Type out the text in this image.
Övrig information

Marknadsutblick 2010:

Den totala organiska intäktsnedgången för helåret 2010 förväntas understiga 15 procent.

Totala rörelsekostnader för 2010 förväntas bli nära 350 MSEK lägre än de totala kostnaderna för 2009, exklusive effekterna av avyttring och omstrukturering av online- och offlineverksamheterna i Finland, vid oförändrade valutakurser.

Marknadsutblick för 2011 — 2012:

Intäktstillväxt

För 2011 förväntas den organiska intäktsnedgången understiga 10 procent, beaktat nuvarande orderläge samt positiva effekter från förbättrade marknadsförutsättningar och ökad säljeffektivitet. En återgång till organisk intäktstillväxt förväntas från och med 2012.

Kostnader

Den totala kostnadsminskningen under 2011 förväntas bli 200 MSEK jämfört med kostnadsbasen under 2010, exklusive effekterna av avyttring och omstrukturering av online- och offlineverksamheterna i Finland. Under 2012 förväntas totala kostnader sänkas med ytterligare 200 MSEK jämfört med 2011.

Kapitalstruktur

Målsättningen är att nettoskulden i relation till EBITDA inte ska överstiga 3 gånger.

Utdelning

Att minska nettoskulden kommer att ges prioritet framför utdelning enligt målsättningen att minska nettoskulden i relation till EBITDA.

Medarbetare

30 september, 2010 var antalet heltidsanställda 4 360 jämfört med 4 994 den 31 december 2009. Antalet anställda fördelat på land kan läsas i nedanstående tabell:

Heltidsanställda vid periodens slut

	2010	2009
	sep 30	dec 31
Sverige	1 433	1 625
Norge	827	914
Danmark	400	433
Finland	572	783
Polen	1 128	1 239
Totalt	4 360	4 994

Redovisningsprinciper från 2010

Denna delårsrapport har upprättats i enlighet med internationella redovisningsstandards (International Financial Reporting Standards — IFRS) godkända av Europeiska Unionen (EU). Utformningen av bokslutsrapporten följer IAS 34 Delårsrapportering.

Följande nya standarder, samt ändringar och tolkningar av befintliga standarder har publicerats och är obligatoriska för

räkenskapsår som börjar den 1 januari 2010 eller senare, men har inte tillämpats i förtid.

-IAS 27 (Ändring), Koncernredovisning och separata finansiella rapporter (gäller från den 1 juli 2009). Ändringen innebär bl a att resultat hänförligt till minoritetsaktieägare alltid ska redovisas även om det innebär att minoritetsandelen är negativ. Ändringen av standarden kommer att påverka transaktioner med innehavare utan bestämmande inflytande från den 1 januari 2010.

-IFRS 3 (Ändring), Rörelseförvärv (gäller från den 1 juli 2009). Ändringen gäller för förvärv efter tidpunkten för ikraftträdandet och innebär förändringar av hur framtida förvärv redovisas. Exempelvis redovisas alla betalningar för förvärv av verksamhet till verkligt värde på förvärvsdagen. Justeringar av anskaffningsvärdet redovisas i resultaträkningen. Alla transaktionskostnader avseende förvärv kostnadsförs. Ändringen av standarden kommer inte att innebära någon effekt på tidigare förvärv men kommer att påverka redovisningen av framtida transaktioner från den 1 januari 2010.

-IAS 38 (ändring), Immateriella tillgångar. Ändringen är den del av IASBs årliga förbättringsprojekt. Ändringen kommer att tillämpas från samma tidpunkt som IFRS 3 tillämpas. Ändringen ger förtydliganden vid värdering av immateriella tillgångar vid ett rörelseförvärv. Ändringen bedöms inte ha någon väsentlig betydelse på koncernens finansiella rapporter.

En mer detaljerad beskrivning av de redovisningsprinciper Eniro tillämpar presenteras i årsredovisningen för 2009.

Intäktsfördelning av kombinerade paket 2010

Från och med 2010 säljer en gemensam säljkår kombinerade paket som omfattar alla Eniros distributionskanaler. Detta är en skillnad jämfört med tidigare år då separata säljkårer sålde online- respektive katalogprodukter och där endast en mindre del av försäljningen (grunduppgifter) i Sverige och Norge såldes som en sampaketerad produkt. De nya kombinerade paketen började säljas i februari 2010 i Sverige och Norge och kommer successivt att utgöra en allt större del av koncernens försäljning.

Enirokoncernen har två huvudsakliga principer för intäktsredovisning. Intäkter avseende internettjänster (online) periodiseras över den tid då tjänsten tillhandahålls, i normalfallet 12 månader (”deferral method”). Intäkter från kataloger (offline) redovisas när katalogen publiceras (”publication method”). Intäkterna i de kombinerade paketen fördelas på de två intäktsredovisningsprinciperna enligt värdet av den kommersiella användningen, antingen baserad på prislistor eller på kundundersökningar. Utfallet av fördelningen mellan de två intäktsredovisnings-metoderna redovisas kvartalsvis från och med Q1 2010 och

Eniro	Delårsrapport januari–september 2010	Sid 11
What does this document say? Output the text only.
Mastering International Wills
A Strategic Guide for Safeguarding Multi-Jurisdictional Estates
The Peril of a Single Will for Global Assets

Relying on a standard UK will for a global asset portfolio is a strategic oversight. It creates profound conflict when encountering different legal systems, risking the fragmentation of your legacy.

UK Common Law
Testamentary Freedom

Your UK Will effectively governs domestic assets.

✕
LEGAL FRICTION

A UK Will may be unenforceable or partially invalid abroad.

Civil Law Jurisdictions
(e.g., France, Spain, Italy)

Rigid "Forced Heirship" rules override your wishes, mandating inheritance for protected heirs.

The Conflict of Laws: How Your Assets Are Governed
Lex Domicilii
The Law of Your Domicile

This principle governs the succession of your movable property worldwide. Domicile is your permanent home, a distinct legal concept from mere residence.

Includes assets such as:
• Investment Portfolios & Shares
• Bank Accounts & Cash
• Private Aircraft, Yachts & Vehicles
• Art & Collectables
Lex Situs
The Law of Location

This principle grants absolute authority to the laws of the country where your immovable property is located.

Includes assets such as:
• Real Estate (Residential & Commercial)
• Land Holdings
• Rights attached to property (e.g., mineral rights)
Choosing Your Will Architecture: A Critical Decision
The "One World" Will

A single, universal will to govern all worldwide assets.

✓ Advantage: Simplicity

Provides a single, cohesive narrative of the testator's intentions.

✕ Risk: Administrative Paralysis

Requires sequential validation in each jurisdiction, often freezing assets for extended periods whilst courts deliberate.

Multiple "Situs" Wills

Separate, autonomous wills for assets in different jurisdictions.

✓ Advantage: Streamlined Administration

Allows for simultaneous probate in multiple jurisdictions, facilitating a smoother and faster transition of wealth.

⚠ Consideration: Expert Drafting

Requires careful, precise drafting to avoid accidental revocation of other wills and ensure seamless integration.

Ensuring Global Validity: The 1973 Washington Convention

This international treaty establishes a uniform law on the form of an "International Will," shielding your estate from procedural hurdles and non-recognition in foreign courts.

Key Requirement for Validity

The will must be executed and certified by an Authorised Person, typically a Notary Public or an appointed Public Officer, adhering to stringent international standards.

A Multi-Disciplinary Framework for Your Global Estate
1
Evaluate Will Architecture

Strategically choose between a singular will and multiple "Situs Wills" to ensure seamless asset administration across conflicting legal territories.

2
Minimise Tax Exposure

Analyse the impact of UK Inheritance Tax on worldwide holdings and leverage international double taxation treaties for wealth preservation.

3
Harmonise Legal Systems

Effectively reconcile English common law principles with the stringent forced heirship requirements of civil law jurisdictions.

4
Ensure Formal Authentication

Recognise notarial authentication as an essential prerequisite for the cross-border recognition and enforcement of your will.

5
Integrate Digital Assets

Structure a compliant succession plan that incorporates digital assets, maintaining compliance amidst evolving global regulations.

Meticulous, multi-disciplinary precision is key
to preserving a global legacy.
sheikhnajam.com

▶ To do:
Search the data above for the string "stringent" and copy each line that has it.

▶ The reply:
The will must be executed and certified by an Authorised Person, typically a Notary Public or an appointed Public Officer, adhering to stringent international standards.
Effectively reconcile English common law principles with the stringent forced heirship requirements of civil law jurisdictions.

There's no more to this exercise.